[START OF MATERIAL FOR THE TASK]
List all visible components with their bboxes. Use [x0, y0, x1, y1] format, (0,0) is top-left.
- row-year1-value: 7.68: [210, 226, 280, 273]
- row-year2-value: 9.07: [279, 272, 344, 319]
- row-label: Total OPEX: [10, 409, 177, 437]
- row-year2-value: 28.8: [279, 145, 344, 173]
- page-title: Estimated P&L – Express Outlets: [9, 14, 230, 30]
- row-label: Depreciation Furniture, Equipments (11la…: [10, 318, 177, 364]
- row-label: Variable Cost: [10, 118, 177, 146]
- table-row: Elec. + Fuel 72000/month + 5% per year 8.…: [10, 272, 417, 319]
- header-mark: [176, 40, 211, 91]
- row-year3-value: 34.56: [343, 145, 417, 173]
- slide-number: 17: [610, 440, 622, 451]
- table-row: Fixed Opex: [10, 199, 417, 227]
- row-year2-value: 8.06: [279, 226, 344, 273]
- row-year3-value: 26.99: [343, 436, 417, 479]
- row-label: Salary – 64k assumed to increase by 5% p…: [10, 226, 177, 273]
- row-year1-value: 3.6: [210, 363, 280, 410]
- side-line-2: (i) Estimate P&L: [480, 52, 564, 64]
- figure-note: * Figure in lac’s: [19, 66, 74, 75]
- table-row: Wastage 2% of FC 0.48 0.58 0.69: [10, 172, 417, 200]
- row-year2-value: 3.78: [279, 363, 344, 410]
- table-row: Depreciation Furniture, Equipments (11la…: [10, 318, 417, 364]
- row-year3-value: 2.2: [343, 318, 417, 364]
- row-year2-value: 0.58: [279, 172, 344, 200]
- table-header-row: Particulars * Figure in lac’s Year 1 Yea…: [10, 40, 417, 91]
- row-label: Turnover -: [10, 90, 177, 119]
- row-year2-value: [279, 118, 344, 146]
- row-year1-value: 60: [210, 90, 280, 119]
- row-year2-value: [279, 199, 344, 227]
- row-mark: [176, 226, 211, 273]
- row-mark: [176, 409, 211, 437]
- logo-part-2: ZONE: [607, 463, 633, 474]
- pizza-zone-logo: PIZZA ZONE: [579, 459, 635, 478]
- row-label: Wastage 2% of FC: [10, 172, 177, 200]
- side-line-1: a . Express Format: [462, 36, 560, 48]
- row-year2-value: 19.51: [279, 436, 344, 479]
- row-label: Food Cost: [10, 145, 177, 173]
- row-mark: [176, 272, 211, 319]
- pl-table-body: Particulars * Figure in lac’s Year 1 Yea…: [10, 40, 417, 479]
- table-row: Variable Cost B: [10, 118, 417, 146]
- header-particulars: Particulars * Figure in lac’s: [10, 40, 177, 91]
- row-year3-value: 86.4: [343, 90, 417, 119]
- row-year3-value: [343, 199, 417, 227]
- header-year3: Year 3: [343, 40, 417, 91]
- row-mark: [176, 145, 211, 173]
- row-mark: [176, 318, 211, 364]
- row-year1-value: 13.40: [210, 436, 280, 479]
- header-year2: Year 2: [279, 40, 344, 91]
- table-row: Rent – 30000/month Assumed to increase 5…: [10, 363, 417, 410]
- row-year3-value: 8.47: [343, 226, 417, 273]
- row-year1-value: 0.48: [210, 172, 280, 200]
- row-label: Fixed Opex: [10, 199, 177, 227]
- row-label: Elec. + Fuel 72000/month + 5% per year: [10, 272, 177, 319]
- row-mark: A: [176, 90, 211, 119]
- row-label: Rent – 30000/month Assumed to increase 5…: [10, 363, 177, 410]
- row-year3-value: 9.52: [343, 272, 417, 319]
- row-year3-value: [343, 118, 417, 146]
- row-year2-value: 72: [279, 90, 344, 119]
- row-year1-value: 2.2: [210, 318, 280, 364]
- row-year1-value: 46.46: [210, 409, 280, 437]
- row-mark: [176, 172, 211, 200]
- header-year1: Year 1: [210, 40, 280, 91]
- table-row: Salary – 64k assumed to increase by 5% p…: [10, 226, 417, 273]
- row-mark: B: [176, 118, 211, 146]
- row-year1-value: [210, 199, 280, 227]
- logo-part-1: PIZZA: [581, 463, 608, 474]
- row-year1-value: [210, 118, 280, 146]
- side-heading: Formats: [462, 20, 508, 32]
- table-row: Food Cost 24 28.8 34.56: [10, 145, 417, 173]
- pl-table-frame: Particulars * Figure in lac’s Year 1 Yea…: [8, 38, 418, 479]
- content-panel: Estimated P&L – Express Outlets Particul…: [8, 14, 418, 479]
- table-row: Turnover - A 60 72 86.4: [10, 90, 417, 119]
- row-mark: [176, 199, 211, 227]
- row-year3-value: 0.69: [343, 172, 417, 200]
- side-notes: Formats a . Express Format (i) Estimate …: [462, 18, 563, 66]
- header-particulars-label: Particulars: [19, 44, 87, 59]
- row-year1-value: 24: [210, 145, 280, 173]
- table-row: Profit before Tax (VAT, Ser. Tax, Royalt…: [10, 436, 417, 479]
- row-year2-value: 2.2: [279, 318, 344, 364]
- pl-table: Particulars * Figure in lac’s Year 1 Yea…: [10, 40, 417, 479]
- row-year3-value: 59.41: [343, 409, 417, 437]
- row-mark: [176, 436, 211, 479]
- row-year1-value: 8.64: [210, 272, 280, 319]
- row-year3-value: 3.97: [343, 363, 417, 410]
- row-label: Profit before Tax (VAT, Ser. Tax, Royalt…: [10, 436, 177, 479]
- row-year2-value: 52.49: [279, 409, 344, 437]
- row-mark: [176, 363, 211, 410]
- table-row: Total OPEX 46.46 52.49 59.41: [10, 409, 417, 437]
[END OF MATERIAL FOR THE TASK]
GOAL: Copy the rows above word for word, keeping every line as it is.

ANSWER IN FULL:
List all visible components with their bboxes. Use [x0, y0, x1, y1] format, (0,0) is top-left.
- row-year1-value: 7.68: [210, 226, 280, 273]
- row-year2-value: 9.07: [279, 272, 344, 319]
- row-label: Total OPEX: [10, 409, 177, 437]
- row-year2-value: 28.8: [279, 145, 344, 173]
- page-title: Estimated P&L – Express Outlets: [9, 14, 230, 30]
- row-label: Depreciation Furniture, Equipments (11la…: [10, 318, 177, 364]
- row-label: Variable Cost: [10, 118, 177, 146]
- table-row: Elec. + Fuel 72000/month + 5% per year 8.…: [10, 272, 417, 319]
- header-mark: [176, 40, 211, 91]
- row-year3-value: 34.56: [343, 145, 417, 173]
- slide-number: 17: [610, 440, 622, 451]
- table-row: Fixed Opex: [10, 199, 417, 227]
- row-year2-value: 8.06: [279, 226, 344, 273]
- row-year3-value: 26.99: [343, 436, 417, 479]
- row-label: Salary – 64k assumed to increase by 5% p…: [10, 226, 177, 273]
- row-year1-value: 3.6: [210, 363, 280, 410]
- side-line-2: (i) Estimate P&L: [480, 52, 564, 64]
- figure-note: * Figure in lac’s: [19, 66, 74, 75]
- table-row: Wastage 2% of FC 0.48 0.58 0.69: [10, 172, 417, 200]
- row-year2-value: 3.78: [279, 363, 344, 410]
- table-row: Depreciation Furniture, Equipments (11la…: [10, 318, 417, 364]
- row-year3-value: 2.2: [343, 318, 417, 364]
- row-year2-value: 0.58: [279, 172, 344, 200]
- table-header-row: Particulars * Figure in lac’s Year 1 Yea…: [10, 40, 417, 91]
- row-label: Turnover -: [10, 90, 177, 119]
- row-year2-value: [279, 118, 344, 146]
- row-year1-value: 60: [210, 90, 280, 119]
- row-year2-value: [279, 199, 344, 227]
- row-mark: [176, 226, 211, 273]
- row-mark: [176, 409, 211, 437]
- logo-part-2: ZONE: [607, 463, 633, 474]
- pizza-zone-logo: PIZZA ZONE: [579, 459, 635, 478]
- row-label: Wastage 2% of FC: [10, 172, 177, 200]
- side-line-1: a . Express Format: [462, 36, 560, 48]
- row-year2-value: 19.51: [279, 436, 344, 479]
- row-label: Food Cost: [10, 145, 177, 173]
- row-mark: [176, 272, 211, 319]
- pl-table-body: Particulars * Figure in lac’s Year 1 Yea…: [10, 40, 417, 479]
- table-row: Variable Cost B: [10, 118, 417, 146]
- header-particulars: Particulars * Figure in lac’s: [10, 40, 177, 91]
- row-year3-value: 86.4: [343, 90, 417, 119]
- row-year3-value: [343, 199, 417, 227]
- header-year3: Year 3: [343, 40, 417, 91]
- row-mark: [176, 145, 211, 173]
- row-mark: [176, 318, 211, 364]
- row-year1-value: 13.40: [210, 436, 280, 479]
- header-year2: Year 2: [279, 40, 344, 91]
- table-row: Rent – 30000/month Assumed to increase 5…: [10, 363, 417, 410]
- row-year3-value: 8.47: [343, 226, 417, 273]
- row-year1-value: 0.48: [210, 172, 280, 200]
- row-label: Fixed Opex: [10, 199, 177, 227]
- row-label: Elec. + Fuel 72000/month + 5% per year: [10, 272, 177, 319]
- row-mark: A: [176, 90, 211, 119]
- row-label: Rent – 30000/month Assumed to increase 5…: [10, 363, 177, 410]
- row-year3-value: 9.52: [343, 272, 417, 319]
- row-year3-value: [343, 118, 417, 146]
- row-year2-value: 72: [279, 90, 344, 119]
- row-year1-value: 2.2: [210, 318, 280, 364]
- row-year1-value: 46.46: [210, 409, 280, 437]
- row-mark: [176, 172, 211, 200]
- header-year1: Year 1: [210, 40, 280, 91]
- table-row: Salary – 64k assumed to increase by 5% p…: [10, 226, 417, 273]
- row-mark: B: [176, 118, 211, 146]
- row-year1-value: [210, 199, 280, 227]
- logo-part-1: PIZZA: [581, 463, 608, 474]
- row-year1-value: [210, 118, 280, 146]
- side-heading: Formats: [462, 20, 508, 32]
- table-row: Food Cost 24 28.8 34.56: [10, 145, 417, 173]
- pl-table-frame: Particulars * Figure in lac’s Year 1 Yea…: [8, 38, 418, 479]
- content-panel: Estimated P&L – Express Outlets Particul…: [8, 14, 418, 479]
- table-row: Turnover - A 60 72 86.4: [10, 90, 417, 119]
- row-mark: [176, 199, 211, 227]
- row-year3-value: 0.69: [343, 172, 417, 200]
- side-notes: Formats a . Express Format (i) Estimate …: [462, 18, 563, 66]
- header-particulars-label: Particulars: [19, 44, 87, 59]
- row-year1-value: 24: [210, 145, 280, 173]
- table-row: Profit before Tax (VAT, Ser. Tax, Royalt…: [10, 436, 417, 479]
- row-year2-value: 2.2: [279, 318, 344, 364]
- pl-table: Particulars * Figure in lac’s Year 1 Yea…: [10, 40, 417, 479]
- row-year3-value: 59.41: [343, 409, 417, 437]
- row-mark: [176, 436, 211, 479]
- row-year1-value: 8.64: [210, 272, 280, 319]
- row-year3-value: 3.97: [343, 363, 417, 410]
- row-label: Profit before Tax (VAT, Ser. Tax, Royalt…: [10, 436, 177, 479]
- row-year2-value: 52.49: [279, 409, 344, 437]
- row-mark: [176, 363, 211, 410]
- table-row: Total OPEX 46.46 52.49 59.41: [10, 409, 417, 437]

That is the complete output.